# RECORD EXCERPTS

• • • •

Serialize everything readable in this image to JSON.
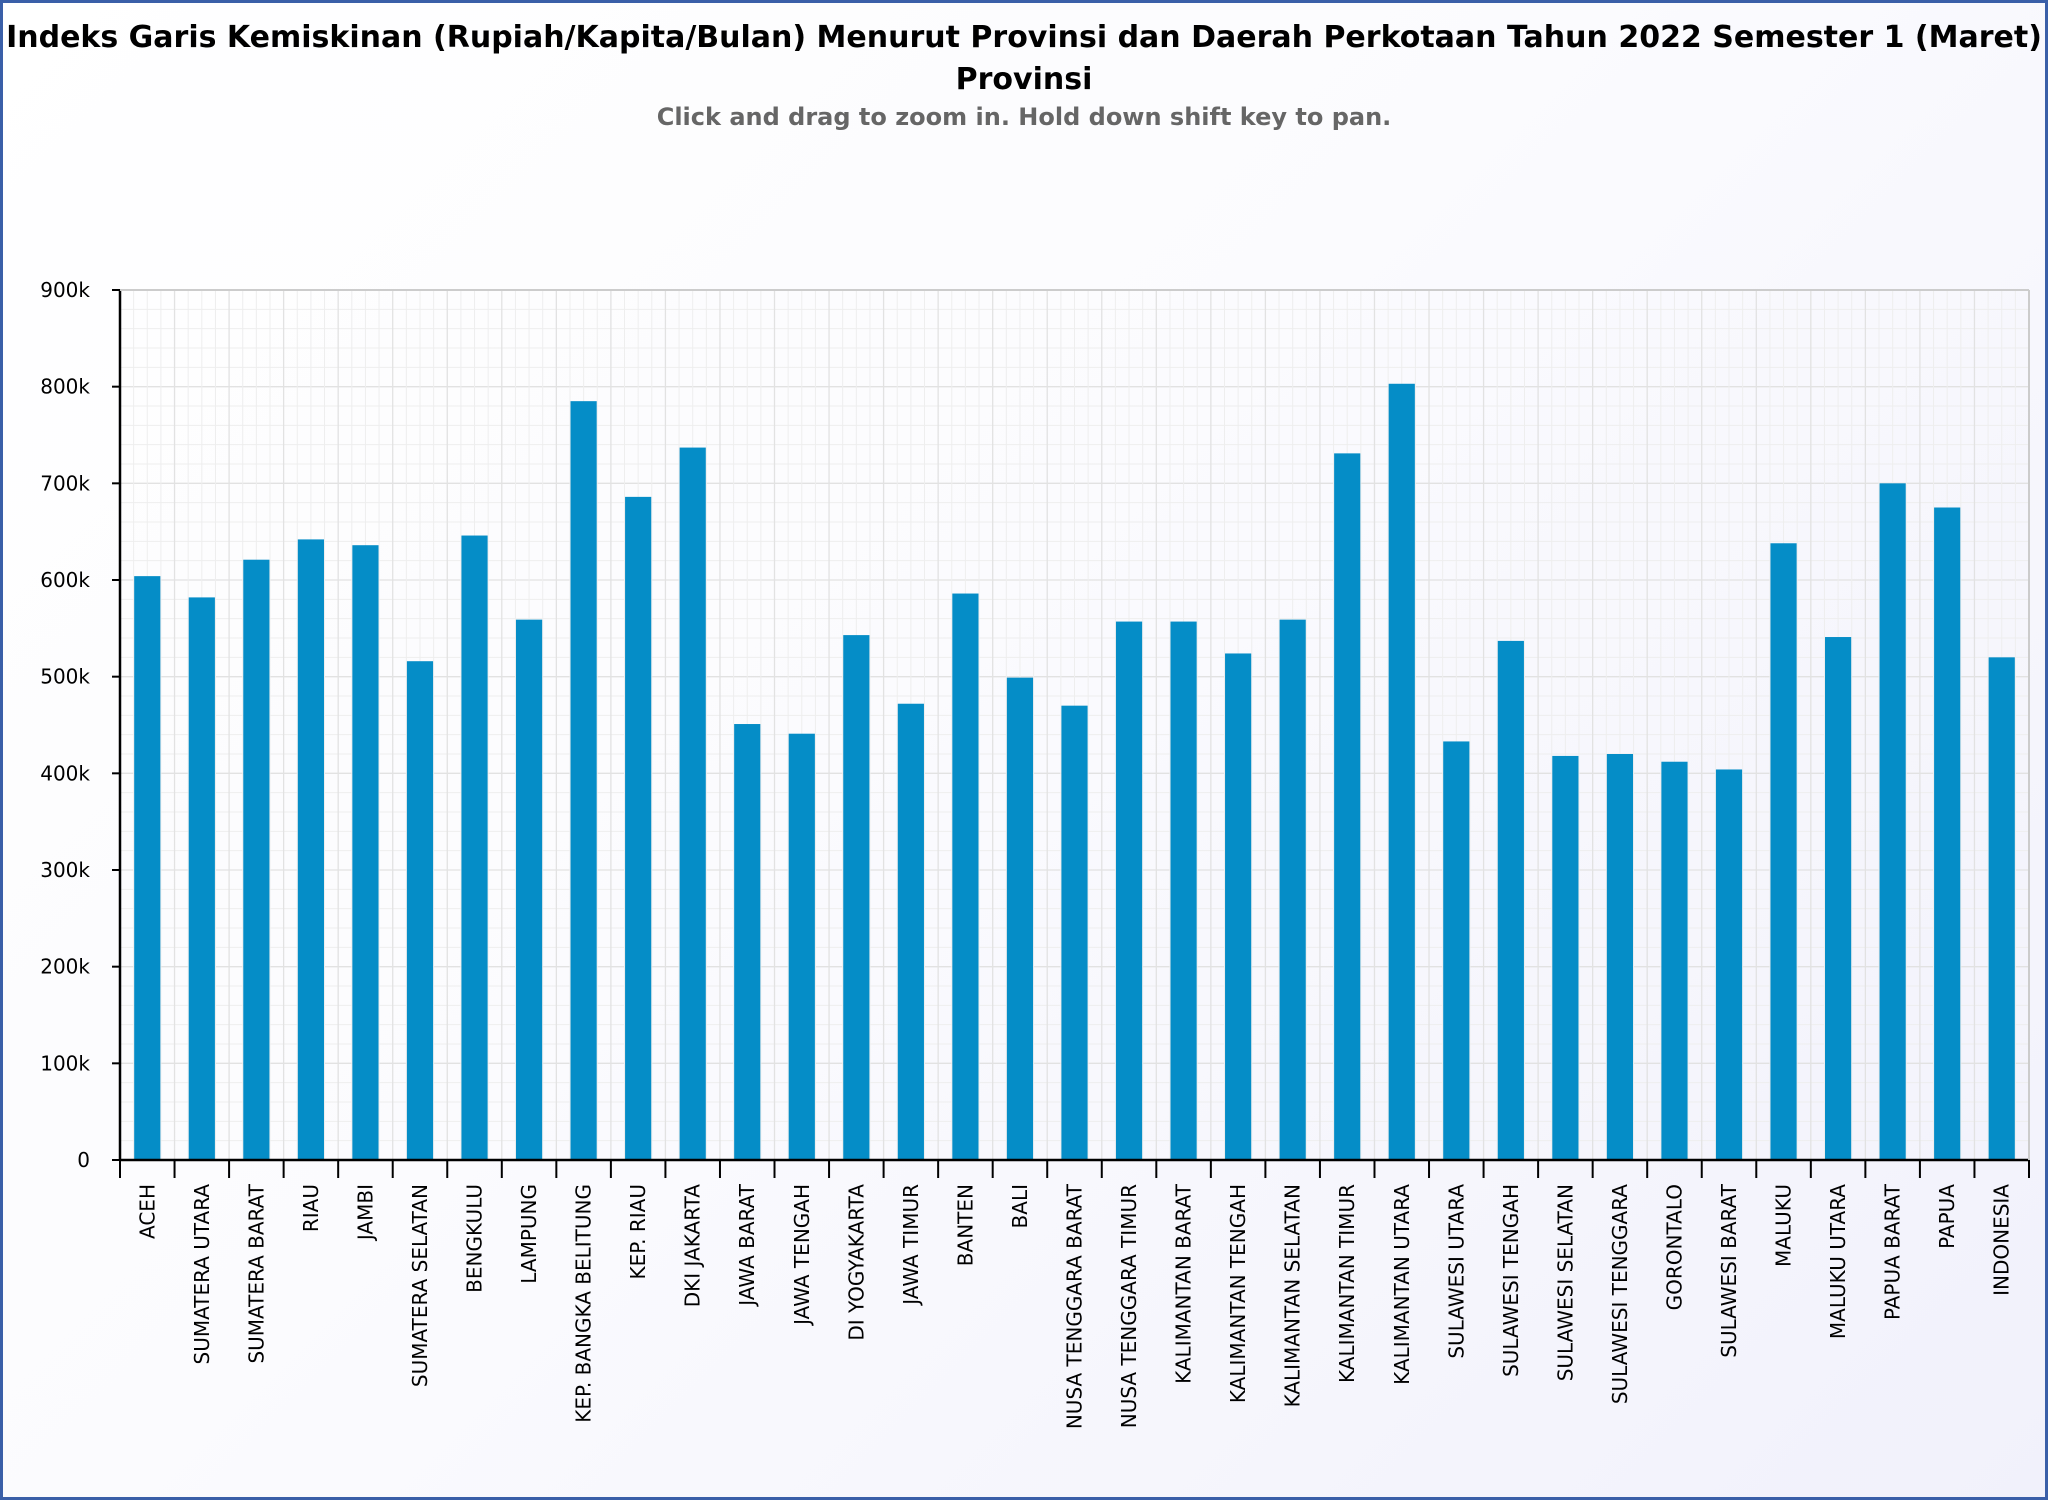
{
  "chart_data": {
    "type": "bar",
    "title_lines": [
      "Indeks Garis Kemiskinan (Rupiah/Kapita/Bulan) Menurut Provinsi dan Daerah Perkotaan Tahun 2022 Semester 1 (Maret)",
      "Provinsi"
    ],
    "subtitle": "Click and drag to zoom in. Hold down shift key to pan.",
    "xlabel": "",
    "ylabel": "",
    "ylim": [
      0,
      900000
    ],
    "yticks": [
      {
        "value": 0,
        "label": "0"
      },
      {
        "value": 100000,
        "label": "100k"
      },
      {
        "value": 200000,
        "label": "200k"
      },
      {
        "value": 300000,
        "label": "300k"
      },
      {
        "value": 400000,
        "label": "400k"
      },
      {
        "value": 500000,
        "label": "500k"
      },
      {
        "value": 600000,
        "label": "600k"
      },
      {
        "value": 700000,
        "label": "700k"
      },
      {
        "value": 800000,
        "label": "800k"
      },
      {
        "value": 900000,
        "label": "900k"
      }
    ],
    "grid": true,
    "bar_color": "#058dc7",
    "categories": [
      "ACEH",
      "SUMATERA UTARA",
      "SUMATERA BARAT",
      "RIAU",
      "JAMBI",
      "SUMATERA SELATAN",
      "BENGKULU",
      "LAMPUNG",
      "KEP. BANGKA BELITUNG",
      "KEP. RIAU",
      "DKI JAKARTA",
      "JAWA BARAT",
      "JAWA TENGAH",
      "DI YOGYAKARTA",
      "JAWA TIMUR",
      "BANTEN",
      "BALI",
      "NUSA TENGGARA BARAT",
      "NUSA TENGGARA TIMUR",
      "KALIMANTAN BARAT",
      "KALIMANTAN TENGAH",
      "KALIMANTAN SELATAN",
      "KALIMANTAN TIMUR",
      "KALIMANTAN UTARA",
      "SULAWESI UTARA",
      "SULAWESI TENGAH",
      "SULAWESI SELATAN",
      "SULAWESI TENGGARA",
      "GORONTALO",
      "SULAWESI BARAT",
      "MALUKU",
      "MALUKU UTARA",
      "PAPUA BARAT",
      "PAPUA",
      "INDONESIA"
    ],
    "values": [
      604000,
      582000,
      621000,
      642000,
      636000,
      516000,
      646000,
      559000,
      785000,
      686000,
      737000,
      451000,
      441000,
      543000,
      472000,
      586000,
      499000,
      470000,
      557000,
      557000,
      524000,
      559000,
      731000,
      803000,
      433000,
      537000,
      418000,
      420000,
      412000,
      404000,
      638000,
      541000,
      700000,
      675000,
      520000
    ]
  }
}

• • • •

# YOUR GOAL
Transcribe the whole listing exactly. Pictures stay out of your copy.

# ANSWER BELOW
Serialize everything readable in this image to JSON.
{
  "chart_data": {
    "type": "bar",
    "title_lines": [
      "Indeks Garis Kemiskinan (Rupiah/Kapita/Bulan) Menurut Provinsi dan Daerah Perkotaan Tahun 2022 Semester 1 (Maret)",
      "Provinsi"
    ],
    "subtitle": "Click and drag to zoom in. Hold down shift key to pan.",
    "xlabel": "",
    "ylabel": "",
    "ylim": [
      0,
      900000
    ],
    "yticks": [
      {
        "value": 0,
        "label": "0"
      },
      {
        "value": 100000,
        "label": "100k"
      },
      {
        "value": 200000,
        "label": "200k"
      },
      {
        "value": 300000,
        "label": "300k"
      },
      {
        "value": 400000,
        "label": "400k"
      },
      {
        "value": 500000,
        "label": "500k"
      },
      {
        "value": 600000,
        "label": "600k"
      },
      {
        "value": 700000,
        "label": "700k"
      },
      {
        "value": 800000,
        "label": "800k"
      },
      {
        "value": 900000,
        "label": "900k"
      }
    ],
    "grid": true,
    "bar_color": "#058dc7",
    "categories": [
      "ACEH",
      "SUMATERA UTARA",
      "SUMATERA BARAT",
      "RIAU",
      "JAMBI",
      "SUMATERA SELATAN",
      "BENGKULU",
      "LAMPUNG",
      "KEP. BANGKA BELITUNG",
      "KEP. RIAU",
      "DKI JAKARTA",
      "JAWA BARAT",
      "JAWA TENGAH",
      "DI YOGYAKARTA",
      "JAWA TIMUR",
      "BANTEN",
      "BALI",
      "NUSA TENGGARA BARAT",
      "NUSA TENGGARA TIMUR",
      "KALIMANTAN BARAT",
      "KALIMANTAN TENGAH",
      "KALIMANTAN SELATAN",
      "KALIMANTAN TIMUR",
      "KALIMANTAN UTARA",
      "SULAWESI UTARA",
      "SULAWESI TENGAH",
      "SULAWESI SELATAN",
      "SULAWESI TENGGARA",
      "GORONTALO",
      "SULAWESI BARAT",
      "MALUKU",
      "MALUKU UTARA",
      "PAPUA BARAT",
      "PAPUA",
      "INDONESIA"
    ],
    "values": [
      604000,
      582000,
      621000,
      642000,
      636000,
      516000,
      646000,
      559000,
      785000,
      686000,
      737000,
      451000,
      441000,
      543000,
      472000,
      586000,
      499000,
      470000,
      557000,
      557000,
      524000,
      559000,
      731000,
      803000,
      433000,
      537000,
      418000,
      420000,
      412000,
      404000,
      638000,
      541000,
      700000,
      675000,
      520000
    ]
  }
}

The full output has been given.